As we wrote on the day of the coup, Myanmar’s people had enjoyed a decade of increased political and economic freedoms. The military was therefore likely to encounter “uncooperative subjects” as it sought to reimpose authoritarian rule.

That proved to be an understatement. The early opposition to the coup, nonviolent, almost festive, filled the streets of Yangon and other cities and towns around the country. The protesters were watched closely by the police, and sometimes the military, but little action was taken. A civil disobedience movement took hold, with striking or uncooperative workers paralysing major parts of the economy. Doctors, teachers, university lecturers: they all voiced their opposition to the military’s strangling of the government.

A month into these nonviolent protests the security services launched a more forceful response. Indiscriminate live fire into the crowds killed and injured protesters. National League for Democracy politicians and other protesters were arrested and tortured to death. A grim new chapter of reprisals and crackdowns had begun.

Under these conditions, opposition to the junta transformed from open, nonviolent action, with the risk of being abducted or shot, to an armed underground movement. The disparate militias of the newly formed People’s Defence Force are playing the key role, often supported by ethnic armed groups long opposed to the military.

The country descended into civil war — not only in the remote borderlands, where fighting led by ethnic armed groups has smouldered since independence in 1948, but also in the main cities and, perhaps most importantly, in the normally docile central dry zone populated by the numerically dominant Bamar (Burman) majority. This is the heartland from which the military usually draws much of its political strength and recruits.

A parallel National Unity Government was established, and the National League for Democracy’s UN ambassador managed to retain his position despite repeated attempts by the military junta to remove him.

The Myanmar people, their dreams having been so brutally dashed, are unlikely to accept a return to the uncomfortable compromises of the 2008 constitution. The army, having so carelessly discarded its comfortable and lucrative relationship with Suu Kyi’s League, now faces a popular and determined opposition implacably opposed to allowing it any role in government.

The catastrophic error of judgement by Min Aung Hlaing and the military leadership hasn’t only devastated much of the country. It has also destroyed any chance of peaceful coexistence between military and civilians for the foreseeable future.

This unravelling of constitutional rule made it necessary to revise our book. Our assumption had been that the National League for Democracy would govern for another five-year term, in coalition if necessary with some of the ethnic minority parties. The chance that another party would emerge to dominate Myanmar politics seemed remote, particularly while Suu Kyi remained at the League’s helm, and nor were the military-backed parties likely to cobble together a governing coalition.

We had a provisional agreement with our publishers to issue a second edition in the lead-up to the anticipated 2025 election, but these decisions are always conditional on first edition sales and other factors. Now the book required much earlier updating. Routledge accepted our proposal to accelerate the process, and the result is a fully revised second edition, just published, with extra chapters on education, health and the coup in historical context.

One difference in the new edition is that it draws on (and links to) articles published by the growing number of open-access policy outlets that provide fast — in some cases almost instant — research findings and analysis of regional issues. For Australian academics working on Myanmar politics these include the Australian Strategic Policy Institute’s Strategist, the Lowy Institute’s Interpreter, the Australian Institute of International Affairs’s Australian Outlook and the Australian National University’s East Asia Forum. The Conversation also provides an invaluable space for academics to reach a more general audience with short research-based articles, and Inside Story publishes longer essays.

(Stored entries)

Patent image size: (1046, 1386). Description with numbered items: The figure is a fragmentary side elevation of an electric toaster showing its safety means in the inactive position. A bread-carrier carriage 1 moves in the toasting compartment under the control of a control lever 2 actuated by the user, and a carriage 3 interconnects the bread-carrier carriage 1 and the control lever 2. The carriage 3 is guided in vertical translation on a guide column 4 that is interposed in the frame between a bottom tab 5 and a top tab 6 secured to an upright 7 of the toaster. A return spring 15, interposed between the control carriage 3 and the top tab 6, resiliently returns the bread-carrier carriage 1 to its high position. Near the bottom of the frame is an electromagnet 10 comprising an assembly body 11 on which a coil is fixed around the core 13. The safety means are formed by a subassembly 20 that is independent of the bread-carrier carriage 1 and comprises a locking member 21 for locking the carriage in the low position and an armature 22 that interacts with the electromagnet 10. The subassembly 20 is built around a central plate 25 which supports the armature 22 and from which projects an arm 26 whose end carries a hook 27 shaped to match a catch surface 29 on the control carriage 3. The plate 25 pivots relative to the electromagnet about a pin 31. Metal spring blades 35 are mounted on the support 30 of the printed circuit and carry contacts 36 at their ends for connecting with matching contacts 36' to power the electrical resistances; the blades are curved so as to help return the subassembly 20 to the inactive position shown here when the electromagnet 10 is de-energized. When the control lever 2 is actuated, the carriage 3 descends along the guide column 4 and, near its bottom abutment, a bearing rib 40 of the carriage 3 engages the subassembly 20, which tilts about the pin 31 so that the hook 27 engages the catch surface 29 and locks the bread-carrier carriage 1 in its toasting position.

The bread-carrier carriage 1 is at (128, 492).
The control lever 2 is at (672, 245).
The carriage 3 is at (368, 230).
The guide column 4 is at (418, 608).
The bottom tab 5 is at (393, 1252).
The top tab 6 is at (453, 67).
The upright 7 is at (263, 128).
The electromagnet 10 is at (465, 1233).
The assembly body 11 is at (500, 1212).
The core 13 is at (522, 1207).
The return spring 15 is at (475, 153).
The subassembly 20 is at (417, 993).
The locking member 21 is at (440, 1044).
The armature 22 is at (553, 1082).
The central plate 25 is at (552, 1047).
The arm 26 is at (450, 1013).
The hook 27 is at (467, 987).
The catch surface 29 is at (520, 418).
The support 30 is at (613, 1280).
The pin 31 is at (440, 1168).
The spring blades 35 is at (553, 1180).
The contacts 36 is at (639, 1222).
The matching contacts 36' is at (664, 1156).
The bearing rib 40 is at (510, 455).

--

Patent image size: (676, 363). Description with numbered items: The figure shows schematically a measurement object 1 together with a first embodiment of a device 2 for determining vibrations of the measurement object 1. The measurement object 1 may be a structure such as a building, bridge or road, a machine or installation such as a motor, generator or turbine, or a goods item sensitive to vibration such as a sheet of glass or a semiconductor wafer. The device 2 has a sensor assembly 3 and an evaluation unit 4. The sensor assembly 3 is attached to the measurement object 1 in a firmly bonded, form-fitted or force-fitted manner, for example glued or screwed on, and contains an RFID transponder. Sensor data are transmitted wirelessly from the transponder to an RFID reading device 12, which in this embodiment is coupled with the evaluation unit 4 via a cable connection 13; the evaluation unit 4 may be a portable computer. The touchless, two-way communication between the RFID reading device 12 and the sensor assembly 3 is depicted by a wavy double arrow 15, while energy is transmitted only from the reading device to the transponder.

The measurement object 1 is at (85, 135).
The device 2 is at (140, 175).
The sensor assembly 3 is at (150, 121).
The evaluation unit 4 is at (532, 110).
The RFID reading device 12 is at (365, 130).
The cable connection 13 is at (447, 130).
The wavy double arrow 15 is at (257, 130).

==

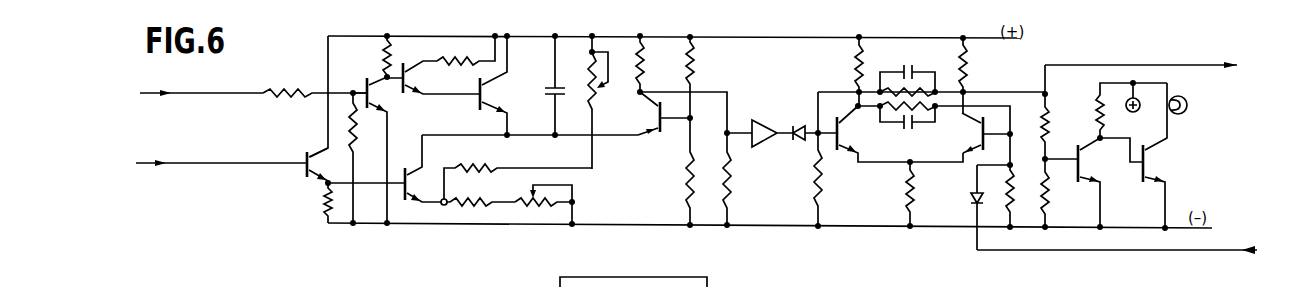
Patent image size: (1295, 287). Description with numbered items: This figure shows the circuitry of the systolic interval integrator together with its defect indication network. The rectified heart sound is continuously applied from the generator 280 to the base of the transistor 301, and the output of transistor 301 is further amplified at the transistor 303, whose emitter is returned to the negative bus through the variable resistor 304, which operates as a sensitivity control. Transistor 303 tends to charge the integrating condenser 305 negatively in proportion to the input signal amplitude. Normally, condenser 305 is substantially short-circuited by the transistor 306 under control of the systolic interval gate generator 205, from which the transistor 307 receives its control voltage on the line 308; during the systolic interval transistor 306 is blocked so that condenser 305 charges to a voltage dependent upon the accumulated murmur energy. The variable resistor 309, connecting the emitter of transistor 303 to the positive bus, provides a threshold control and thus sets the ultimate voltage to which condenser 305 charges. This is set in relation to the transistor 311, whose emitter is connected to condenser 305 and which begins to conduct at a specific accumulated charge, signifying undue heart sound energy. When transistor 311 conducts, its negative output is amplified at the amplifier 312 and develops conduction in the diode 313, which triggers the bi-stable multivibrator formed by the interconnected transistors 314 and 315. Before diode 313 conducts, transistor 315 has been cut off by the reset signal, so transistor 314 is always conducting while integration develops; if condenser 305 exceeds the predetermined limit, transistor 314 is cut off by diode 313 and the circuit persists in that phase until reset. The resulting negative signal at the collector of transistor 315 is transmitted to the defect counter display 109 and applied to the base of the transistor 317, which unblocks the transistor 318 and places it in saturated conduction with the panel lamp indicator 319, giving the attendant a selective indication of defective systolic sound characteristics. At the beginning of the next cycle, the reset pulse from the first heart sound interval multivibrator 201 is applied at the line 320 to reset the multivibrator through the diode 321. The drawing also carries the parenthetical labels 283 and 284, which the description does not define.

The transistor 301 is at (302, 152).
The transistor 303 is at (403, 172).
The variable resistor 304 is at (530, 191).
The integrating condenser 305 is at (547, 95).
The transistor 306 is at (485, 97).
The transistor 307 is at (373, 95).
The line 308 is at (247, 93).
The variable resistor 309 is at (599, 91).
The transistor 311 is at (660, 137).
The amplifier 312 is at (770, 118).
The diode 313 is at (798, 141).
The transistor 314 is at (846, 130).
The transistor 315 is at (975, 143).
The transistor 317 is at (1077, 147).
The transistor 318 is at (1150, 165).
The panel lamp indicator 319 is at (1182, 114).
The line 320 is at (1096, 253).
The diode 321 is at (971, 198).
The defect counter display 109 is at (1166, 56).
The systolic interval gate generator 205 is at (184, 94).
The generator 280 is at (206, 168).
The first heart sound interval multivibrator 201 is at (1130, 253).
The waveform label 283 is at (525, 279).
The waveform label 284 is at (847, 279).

CHALLENGES –
- A) From the figure entries, extract everything from the line containing "Patent image size: (676, 363)." down to the line containing "The wavy double arrow 15 is at (257, 130).", with both of those lines included.
- B) Write what comes next in the passage on Myanmar's coup and the revised book, beginning after its final sentence.
The account of Myanmar's coup and the figure entries have no connection to each other.

OUTPUTS BY TASK –
- A)
Patent image size: (676, 363). Description with numbered items: The figure shows schematically a measurement object 1 together with a first embodiment of a device 2 for determining vibrations of the measurement object 1. The measurement object 1 may be a structure such as a building, bridge or road, a machine or installation such as a motor, generator or turbine, or a goods item sensitive to vibration such as a sheet of glass or a semiconductor wafer. The device 2 has a sensor assembly 3 and an evaluation unit 4. The sensor assembly 3 is attached to the measurement object 1 in a firmly bonded, form-fitted or force-fitted manner, for example glued or screwed on, and contains an RFID transponder. Sensor data are transmitted wirelessly from the transponder to an RFID reading device 12, which in this embodiment is coupled with the evaluation unit 4 via a cable connection 13; the evaluation unit 4 may be a portable computer. The touchless, two-way communication between the RFID reading device 12 and the sensor assembly 3 is depicted by a wavy double arrow 15, while energy is transmitted only from the reading device to the transponder.

The measurement object 1 is at (85, 135).
The device 2 is at (140, 175).
The sensor assembly 3 is at (150, 121).
The evaluation unit 4 is at (532, 110).
The RFID reading device 12 is at (365, 130).
The cable connection 13 is at (447, 130).
The wavy double arrow 15 is at (257, 130).

- B)
While these outlets don’t provide all the rigour of refereed journal articles, they overcome the delays in traditional academic publishing that can be frustrating for academics analysing contemporary events. Having this political analysis available much more quickly and free of charge is crucial, particularly when dealing with a region like Southeast Asia where local academics, analysts and members of the public are much less likely to have access to paywalled journal articles and books.

We are particularly pleased that help from our contributors’ institutions has enabled us to make the book available for download free of charge. We see it as a crucial social justice issue that the contributors’ analyses are freely available to readers in Myanmar, Southeast Asia and the rest of the world.

Meanwhile, with much of the world’s focus understandably on conflict in Ukraine and the Middle East, the Myanmar crisis has been relegated to footnote status. Although the United States’ BURMA Act earlier this year raised hopes of more international support for the opposition movement, little progress is evident.

Myanmar’s military continues its brutal campaign of attacks on civilians, including the burning of villages and indiscriminate air strikes on civilian targets. A single attack in central Myanmar in May killed more than 160 people, including children.

While the privations and suffering of the Rohingya that we described three years ago have spread across much of the rest of the population, we should not forget the terrible situation of that community. Over a million Rohingya refugees have spent more than six years in Bangladeshi border refugee camps at the mercy of criminal gangs, their already tiny food rations further reduced in recent times.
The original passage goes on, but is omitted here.